## START Record extracts

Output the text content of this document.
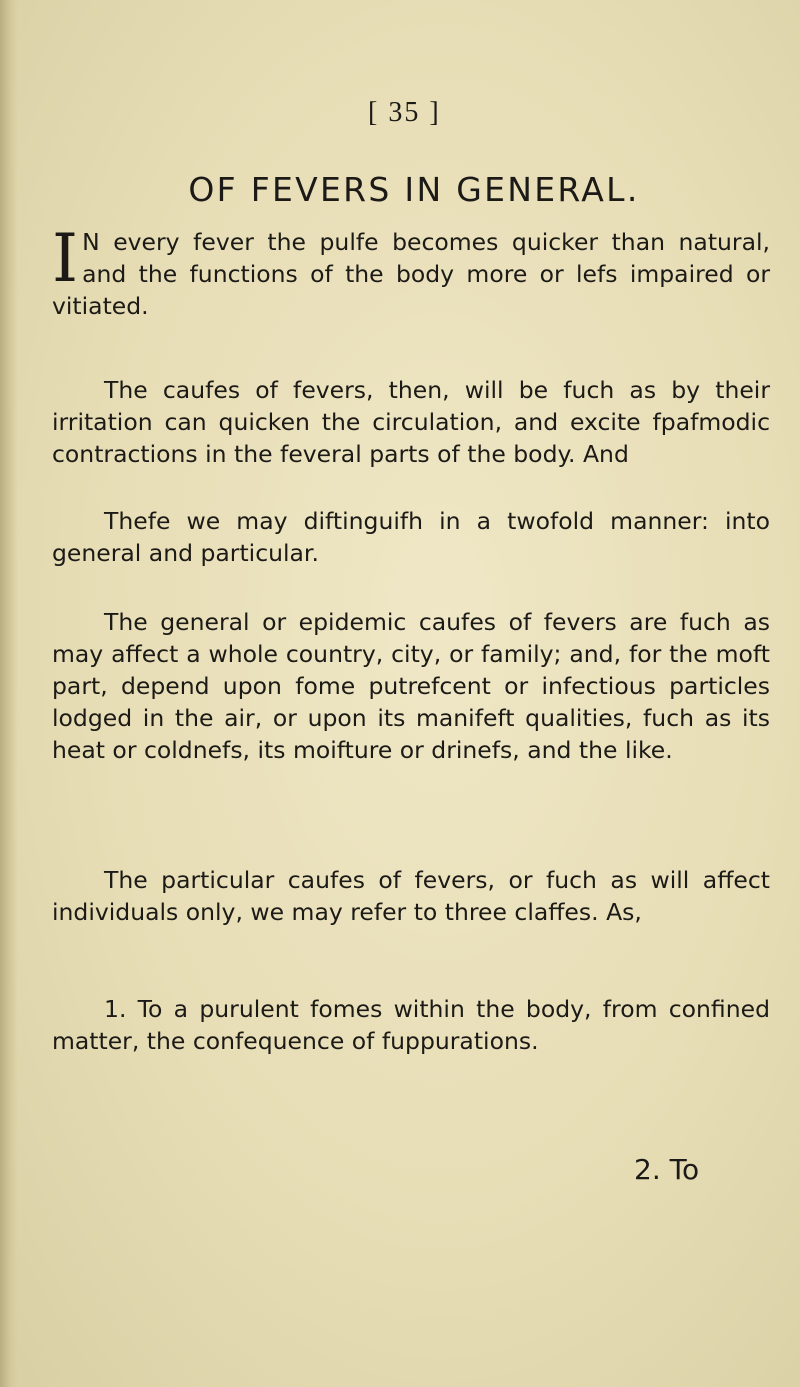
[ 35 ]
OF FEVERS IN GENERAL.

I N every fever the pulfe becomes quicker than natural, and the functions of the body more or lefs impaired or vitiated.

The caufes of fevers, then, will be fuch as by their irritation can quicken the circulation, and excite fpafmodic contractions in the feveral parts of the body. And

Thefe we may diftinguifh in a twofold manner: into general and particular.

The general or epidemic caufes of fevers are fuch as may affect a whole country, city, or family; and, for the moft part, depend upon fome putrefcent or infectious particles lodged in the air, or upon its manifeft qualities, fuch as its heat or coldnefs, its moifture or drinefs, and the like.

The particular caufes of fevers, or fuch as will affect individuals only, we may refer to three claffes. As,

1. To a purulent fomes within the body, from confined matter, the confequence of fuppurations.

2. To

## END Record extracts

_Prompt_
Transcribe the preceding listing in its entirety and with exact wording, leaving out pictures.

_Answer to the task_
Output the text content of this document.
[ 35 ]
OF FEVERS IN GENERAL.

I N every fever the pulfe becomes quicker than natural, and the functions of the body more or lefs impaired or vitiated.

The caufes of fevers, then, will be fuch as by their irritation can quicken the circulation, and excite fpafmodic contractions in the feveral parts of the body. And

Thefe we may diftinguifh in a twofold manner: into general and particular.

The general or epidemic caufes of fevers are fuch as may affect a whole country, city, or family; and, for the moft part, depend upon fome putrefcent or infectious particles lodged in the air, or upon its manifeft qualities, fuch as its heat or coldnefs, its moifture or drinefs, and the like.

The particular caufes of fevers, or fuch as will affect individuals only, we may refer to three claffes. As,

1. To a purulent fomes within the body, from confined matter, the confequence of fuppurations.

2. To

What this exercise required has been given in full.